_STATED PROBLEM_
Write out all of the entries exactly as given.

Records from a collection of figures:
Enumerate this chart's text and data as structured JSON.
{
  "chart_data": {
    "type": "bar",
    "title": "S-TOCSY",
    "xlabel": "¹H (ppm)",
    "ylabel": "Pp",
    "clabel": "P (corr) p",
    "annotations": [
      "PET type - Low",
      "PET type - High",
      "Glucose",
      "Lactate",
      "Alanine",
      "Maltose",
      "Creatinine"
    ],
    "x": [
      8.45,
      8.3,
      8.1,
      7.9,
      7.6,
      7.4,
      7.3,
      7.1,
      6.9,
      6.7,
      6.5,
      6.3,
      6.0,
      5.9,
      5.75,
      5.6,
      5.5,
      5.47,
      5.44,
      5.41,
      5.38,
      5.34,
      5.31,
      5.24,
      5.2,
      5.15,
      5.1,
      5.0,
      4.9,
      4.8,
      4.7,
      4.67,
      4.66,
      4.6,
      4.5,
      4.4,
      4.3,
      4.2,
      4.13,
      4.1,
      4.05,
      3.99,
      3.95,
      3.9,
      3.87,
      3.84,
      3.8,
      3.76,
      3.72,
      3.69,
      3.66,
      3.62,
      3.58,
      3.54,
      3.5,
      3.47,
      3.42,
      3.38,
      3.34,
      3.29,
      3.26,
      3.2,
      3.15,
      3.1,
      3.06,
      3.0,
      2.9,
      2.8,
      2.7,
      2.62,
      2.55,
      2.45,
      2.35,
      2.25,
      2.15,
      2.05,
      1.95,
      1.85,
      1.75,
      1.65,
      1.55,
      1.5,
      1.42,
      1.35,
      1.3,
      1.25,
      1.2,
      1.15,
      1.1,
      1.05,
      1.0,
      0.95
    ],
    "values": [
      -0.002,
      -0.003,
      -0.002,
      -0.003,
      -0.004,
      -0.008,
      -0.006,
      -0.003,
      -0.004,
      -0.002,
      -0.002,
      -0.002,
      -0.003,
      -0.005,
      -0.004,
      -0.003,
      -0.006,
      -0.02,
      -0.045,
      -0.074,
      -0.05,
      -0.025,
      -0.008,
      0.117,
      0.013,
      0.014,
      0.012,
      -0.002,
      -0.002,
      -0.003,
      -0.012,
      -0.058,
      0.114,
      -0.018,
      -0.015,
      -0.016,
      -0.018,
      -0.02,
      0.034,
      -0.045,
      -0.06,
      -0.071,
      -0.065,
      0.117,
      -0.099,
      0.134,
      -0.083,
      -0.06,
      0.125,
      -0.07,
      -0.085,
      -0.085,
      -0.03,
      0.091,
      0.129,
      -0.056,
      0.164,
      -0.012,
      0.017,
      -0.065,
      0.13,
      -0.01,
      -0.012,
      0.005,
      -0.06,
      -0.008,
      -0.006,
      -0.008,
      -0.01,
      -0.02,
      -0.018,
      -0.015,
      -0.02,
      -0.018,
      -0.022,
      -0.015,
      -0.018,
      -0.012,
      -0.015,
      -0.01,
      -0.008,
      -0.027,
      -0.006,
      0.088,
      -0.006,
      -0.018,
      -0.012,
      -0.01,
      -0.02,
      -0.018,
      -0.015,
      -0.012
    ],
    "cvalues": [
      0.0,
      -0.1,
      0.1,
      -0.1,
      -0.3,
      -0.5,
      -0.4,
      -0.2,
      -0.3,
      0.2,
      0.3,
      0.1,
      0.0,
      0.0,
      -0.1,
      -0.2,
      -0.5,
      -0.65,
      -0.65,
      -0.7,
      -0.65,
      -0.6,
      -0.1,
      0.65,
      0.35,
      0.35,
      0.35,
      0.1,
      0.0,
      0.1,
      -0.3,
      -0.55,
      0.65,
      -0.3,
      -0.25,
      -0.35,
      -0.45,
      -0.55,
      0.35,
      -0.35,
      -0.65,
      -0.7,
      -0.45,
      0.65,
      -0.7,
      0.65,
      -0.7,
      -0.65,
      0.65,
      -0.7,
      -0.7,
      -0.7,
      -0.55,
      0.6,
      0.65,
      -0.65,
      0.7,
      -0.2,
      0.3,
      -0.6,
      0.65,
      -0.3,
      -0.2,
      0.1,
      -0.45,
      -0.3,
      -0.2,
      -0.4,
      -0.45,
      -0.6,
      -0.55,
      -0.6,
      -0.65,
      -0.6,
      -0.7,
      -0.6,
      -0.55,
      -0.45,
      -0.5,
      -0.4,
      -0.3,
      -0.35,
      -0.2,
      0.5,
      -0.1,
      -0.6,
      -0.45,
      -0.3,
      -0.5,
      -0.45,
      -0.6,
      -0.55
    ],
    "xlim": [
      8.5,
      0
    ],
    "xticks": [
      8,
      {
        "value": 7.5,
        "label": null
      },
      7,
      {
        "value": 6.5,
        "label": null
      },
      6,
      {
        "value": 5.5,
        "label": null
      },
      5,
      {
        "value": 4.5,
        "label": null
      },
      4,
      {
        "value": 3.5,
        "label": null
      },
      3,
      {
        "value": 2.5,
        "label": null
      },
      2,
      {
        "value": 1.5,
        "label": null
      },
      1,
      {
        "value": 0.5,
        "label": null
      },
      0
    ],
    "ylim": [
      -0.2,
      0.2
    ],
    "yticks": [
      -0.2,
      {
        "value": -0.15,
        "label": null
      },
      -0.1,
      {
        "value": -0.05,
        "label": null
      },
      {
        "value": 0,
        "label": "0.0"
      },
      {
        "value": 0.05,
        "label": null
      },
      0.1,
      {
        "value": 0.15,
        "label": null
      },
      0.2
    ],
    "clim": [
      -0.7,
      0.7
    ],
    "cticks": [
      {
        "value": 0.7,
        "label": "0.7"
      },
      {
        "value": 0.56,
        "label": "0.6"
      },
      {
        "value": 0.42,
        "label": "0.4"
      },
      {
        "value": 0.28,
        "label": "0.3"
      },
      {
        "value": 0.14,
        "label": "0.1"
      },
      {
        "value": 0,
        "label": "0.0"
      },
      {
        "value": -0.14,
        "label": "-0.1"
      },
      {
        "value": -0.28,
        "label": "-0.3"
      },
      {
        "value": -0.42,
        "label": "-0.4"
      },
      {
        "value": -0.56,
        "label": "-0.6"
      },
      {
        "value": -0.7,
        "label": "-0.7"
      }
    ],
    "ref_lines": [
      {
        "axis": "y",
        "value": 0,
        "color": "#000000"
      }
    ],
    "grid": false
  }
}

_CORRECT RESPONSE_
Enumerate this chart's text and data as structured JSON.
{
  "chart_data": {
    "type": "bar",
    "title": "S-TOCSY",
    "xlabel": "¹H (ppm)",
    "ylabel": "Pp",
    "clabel": "P (corr) p",
    "annotations": [
      "PET type - Low",
      "PET type - High",
      "Glucose",
      "Lactate",
      "Alanine",
      "Maltose",
      "Creatinine"
    ],
    "x": [
      8.45,
      8.3,
      8.1,
      7.9,
      7.6,
      7.4,
      7.3,
      7.1,
      6.9,
      6.7,
      6.5,
      6.3,
      6.0,
      5.9,
      5.75,
      5.6,
      5.5,
      5.47,
      5.44,
      5.41,
      5.38,
      5.34,
      5.31,
      5.24,
      5.2,
      5.15,
      5.1,
      5.0,
      4.9,
      4.8,
      4.7,
      4.67,
      4.66,
      4.6,
      4.5,
      4.4,
      4.3,
      4.2,
      4.13,
      4.1,
      4.05,
      3.99,
      3.95,
      3.9,
      3.87,
      3.84,
      3.8,
      3.76,
      3.72,
      3.69,
      3.66,
      3.62,
      3.58,
      3.54,
      3.5,
      3.47,
      3.42,
      3.38,
      3.34,
      3.29,
      3.26,
      3.2,
      3.15,
      3.1,
      3.06,
      3.0,
      2.9,
      2.8,
      2.7,
      2.62,
      2.55,
      2.45,
      2.35,
      2.25,
      2.15,
      2.05,
      1.95,
      1.85,
      1.75,
      1.65,
      1.55,
      1.5,
      1.42,
      1.35,
      1.3,
      1.25,
      1.2,
      1.15,
      1.1,
      1.05,
      1.0,
      0.95
    ],
    "values": [
      -0.002,
      -0.003,
      -0.002,
      -0.003,
      -0.004,
      -0.008,
      -0.006,
      -0.003,
      -0.004,
      -0.002,
      -0.002,
      -0.002,
      -0.003,
      -0.005,
      -0.004,
      -0.003,
      -0.006,
      -0.02,
      -0.045,
      -0.074,
      -0.05,
      -0.025,
      -0.008,
      0.117,
      0.013,
      0.014,
      0.012,
      -0.002,
      -0.002,
      -0.003,
      -0.012,
      -0.058,
      0.114,
      -0.018,
      -0.015,
      -0.016,
      -0.018,
      -0.02,
      0.034,
      -0.045,
      -0.06,
      -0.071,
      -0.065,
      0.117,
      -0.099,
      0.134,
      -0.083,
      -0.06,
      0.125,
      -0.07,
      -0.085,
      -0.085,
      -0.03,
      0.091,
      0.129,
      -0.056,
      0.164,
      -0.012,
      0.017,
      -0.065,
      0.13,
      -0.01,
      -0.012,
      0.005,
      -0.06,
      -0.008,
      -0.006,
      -0.008,
      -0.01,
      -0.02,
      -0.018,
      -0.015,
      -0.02,
      -0.018,
      -0.022,
      -0.015,
      -0.018,
      -0.012,
      -0.015,
      -0.01,
      -0.008,
      -0.027,
      -0.006,
      0.088,
      -0.006,
      -0.018,
      -0.012,
      -0.01,
      -0.02,
      -0.018,
      -0.015,
      -0.012
    ],
    "cvalues": [
      0.0,
      -0.1,
      0.1,
      -0.1,
      -0.3,
      -0.5,
      -0.4,
      -0.2,
      -0.3,
      0.2,
      0.3,
      0.1,
      0.0,
      0.0,
      -0.1,
      -0.2,
      -0.5,
      -0.65,
      -0.65,
      -0.7,
      -0.65,
      -0.6,
      -0.1,
      0.65,
      0.35,
      0.35,
      0.35,
      0.1,
      0.0,
      0.1,
      -0.3,
      -0.55,
      0.65,
      -0.3,
      -0.25,
      -0.35,
      -0.45,
      -0.55,
      0.35,
      -0.35,
      -0.65,
      -0.7,
      -0.45,
      0.65,
      -0.7,
      0.65,
      -0.7,
      -0.65,
      0.65,
      -0.7,
      -0.7,
      -0.7,
      -0.55,
      0.6,
      0.65,
      -0.65,
      0.7,
      -0.2,
      0.3,
      -0.6,
      0.65,
      -0.3,
      -0.2,
      0.1,
      -0.45,
      -0.3,
      -0.2,
      -0.4,
      -0.45,
      -0.6,
      -0.55,
      -0.6,
      -0.65,
      -0.6,
      -0.7,
      -0.6,
      -0.55,
      -0.45,
      -0.5,
      -0.4,
      -0.3,
      -0.35,
      -0.2,
      0.5,
      -0.1,
      -0.6,
      -0.45,
      -0.3,
      -0.5,
      -0.45,
      -0.6,
      -0.55
    ],
    "xlim": [
      8.5,
      0
    ],
    "xticks": [
      8,
      {
        "value": 7.5,
        "label": null
      },
      7,
      {
        "value": 6.5,
        "label": null
      },
      6,
      {
        "value": 5.5,
        "label": null
      },
      5,
      {
        "value": 4.5,
        "label": null
      },
      4,
      {
        "value": 3.5,
        "label": null
      },
      3,
      {
        "value": 2.5,
        "label": null
      },
      2,
      {
        "value": 1.5,
        "label": null
      },
      1,
      {
        "value": 0.5,
        "label": null
      },
      0
    ],
    "ylim": [
      -0.2,
      0.2
    ],
    "yticks": [
      -0.2,
      {
        "value": -0.15,
        "label": null
      },
      -0.1,
      {
        "value": -0.05,
        "label": null
      },
      {
        "value": 0,
        "label": "0.0"
      },
      {
        "value": 0.05,
        "label": null
      },
      0.1,
      {
        "value": 0.15,
        "label": null
      },
      0.2
    ],
    "clim": [
      -0.7,
      0.7
    ],
    "cticks": [
      {
        "value": 0.7,
        "label": "0.7"
      },
      {
        "value": 0.56,
        "label": "0.6"
      },
      {
        "value": 0.42,
        "label": "0.4"
      },
      {
        "value": 0.28,
        "label": "0.3"
      },
      {
        "value": 0.14,
        "label": "0.1"
      },
      {
        "value": 0,
        "label": "0.0"
      },
      {
        "value": -0.14,
        "label": "-0.1"
      },
      {
        "value": -0.28,
        "label": "-0.3"
      },
      {
        "value": -0.42,
        "label": "-0.4"
      },
      {
        "value": -0.56,
        "label": "-0.6"
      },
      {
        "value": -0.7,
        "label": "-0.7"
      }
    ],
    "ref_lines": [
      {
        "axis": "y",
        "value": 0,
        "color": "#000000"
      }
    ],
    "grid": false
  }
}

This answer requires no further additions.